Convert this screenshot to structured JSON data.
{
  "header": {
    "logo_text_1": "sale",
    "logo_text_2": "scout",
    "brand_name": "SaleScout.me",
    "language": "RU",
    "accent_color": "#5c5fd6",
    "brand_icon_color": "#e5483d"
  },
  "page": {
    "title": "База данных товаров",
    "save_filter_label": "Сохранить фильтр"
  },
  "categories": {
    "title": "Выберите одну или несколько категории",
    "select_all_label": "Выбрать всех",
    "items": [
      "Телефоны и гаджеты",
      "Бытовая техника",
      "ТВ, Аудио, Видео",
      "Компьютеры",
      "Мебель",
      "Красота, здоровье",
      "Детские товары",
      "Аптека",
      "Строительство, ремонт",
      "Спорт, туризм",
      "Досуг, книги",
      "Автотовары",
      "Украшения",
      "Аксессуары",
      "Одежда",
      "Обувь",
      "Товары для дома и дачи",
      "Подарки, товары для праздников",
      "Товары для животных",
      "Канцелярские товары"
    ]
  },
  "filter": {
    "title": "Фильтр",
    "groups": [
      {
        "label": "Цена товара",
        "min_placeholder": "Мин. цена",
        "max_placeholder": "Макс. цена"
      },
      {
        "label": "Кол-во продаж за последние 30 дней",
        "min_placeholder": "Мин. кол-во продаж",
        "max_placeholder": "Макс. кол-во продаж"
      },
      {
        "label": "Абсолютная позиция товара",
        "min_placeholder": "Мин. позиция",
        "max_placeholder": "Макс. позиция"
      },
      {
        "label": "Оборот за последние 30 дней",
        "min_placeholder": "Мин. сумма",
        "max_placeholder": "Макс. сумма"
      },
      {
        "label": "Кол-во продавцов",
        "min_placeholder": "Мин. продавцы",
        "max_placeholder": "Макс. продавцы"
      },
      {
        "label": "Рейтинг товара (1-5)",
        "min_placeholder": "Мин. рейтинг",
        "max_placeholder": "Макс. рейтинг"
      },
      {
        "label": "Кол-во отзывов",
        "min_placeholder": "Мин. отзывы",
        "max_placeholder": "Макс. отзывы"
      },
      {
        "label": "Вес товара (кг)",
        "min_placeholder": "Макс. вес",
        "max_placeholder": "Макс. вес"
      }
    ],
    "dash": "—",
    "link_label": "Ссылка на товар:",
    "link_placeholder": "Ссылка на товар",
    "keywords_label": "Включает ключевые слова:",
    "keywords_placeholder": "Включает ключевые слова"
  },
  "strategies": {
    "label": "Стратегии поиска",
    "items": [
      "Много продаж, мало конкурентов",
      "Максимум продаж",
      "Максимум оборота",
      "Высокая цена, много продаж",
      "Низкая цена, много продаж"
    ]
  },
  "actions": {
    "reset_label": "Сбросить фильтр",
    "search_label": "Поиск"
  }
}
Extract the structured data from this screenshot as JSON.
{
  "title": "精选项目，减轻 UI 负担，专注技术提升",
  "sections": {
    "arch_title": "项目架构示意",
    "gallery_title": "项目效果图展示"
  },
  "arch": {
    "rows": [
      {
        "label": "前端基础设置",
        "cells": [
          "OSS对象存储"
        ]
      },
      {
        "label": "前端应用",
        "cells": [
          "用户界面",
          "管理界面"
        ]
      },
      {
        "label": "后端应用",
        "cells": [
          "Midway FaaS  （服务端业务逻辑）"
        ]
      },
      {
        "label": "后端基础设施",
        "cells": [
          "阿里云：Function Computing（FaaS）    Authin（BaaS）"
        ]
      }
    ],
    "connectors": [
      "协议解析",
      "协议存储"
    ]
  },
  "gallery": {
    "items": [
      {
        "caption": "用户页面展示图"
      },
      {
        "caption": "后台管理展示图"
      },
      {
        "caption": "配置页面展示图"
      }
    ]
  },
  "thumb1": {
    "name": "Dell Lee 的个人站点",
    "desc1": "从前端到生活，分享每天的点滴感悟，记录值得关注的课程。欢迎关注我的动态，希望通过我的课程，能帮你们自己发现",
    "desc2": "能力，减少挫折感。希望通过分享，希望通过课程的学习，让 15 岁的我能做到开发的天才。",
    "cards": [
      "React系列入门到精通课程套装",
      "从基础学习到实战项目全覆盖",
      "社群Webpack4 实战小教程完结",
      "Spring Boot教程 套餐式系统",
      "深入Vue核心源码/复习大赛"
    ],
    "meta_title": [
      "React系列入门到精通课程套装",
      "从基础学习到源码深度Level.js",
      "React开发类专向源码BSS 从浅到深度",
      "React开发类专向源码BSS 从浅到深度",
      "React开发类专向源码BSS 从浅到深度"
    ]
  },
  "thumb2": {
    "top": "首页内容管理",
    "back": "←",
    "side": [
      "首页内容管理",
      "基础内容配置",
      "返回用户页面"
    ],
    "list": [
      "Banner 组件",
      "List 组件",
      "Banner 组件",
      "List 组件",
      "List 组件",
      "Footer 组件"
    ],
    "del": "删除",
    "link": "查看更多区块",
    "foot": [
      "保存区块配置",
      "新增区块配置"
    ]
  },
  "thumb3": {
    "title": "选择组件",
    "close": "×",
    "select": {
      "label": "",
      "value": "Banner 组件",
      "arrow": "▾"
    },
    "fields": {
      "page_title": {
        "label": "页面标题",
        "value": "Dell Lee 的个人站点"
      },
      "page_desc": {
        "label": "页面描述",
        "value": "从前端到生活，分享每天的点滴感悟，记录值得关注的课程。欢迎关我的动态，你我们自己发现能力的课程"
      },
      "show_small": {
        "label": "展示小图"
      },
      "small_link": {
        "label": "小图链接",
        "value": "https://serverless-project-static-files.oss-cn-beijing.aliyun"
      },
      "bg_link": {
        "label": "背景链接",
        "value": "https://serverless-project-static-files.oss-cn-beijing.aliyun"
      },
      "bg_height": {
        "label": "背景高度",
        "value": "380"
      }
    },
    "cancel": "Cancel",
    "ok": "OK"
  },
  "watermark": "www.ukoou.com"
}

☆ ☆ ☆ ☆ ☆ ☆ ☆

Directions: Select every line where the word "дней" occurs.

Answer to this task:
        "label": "Кол-во продаж за последние 30 дней",
        "label": "Оборот за последние 30 дней",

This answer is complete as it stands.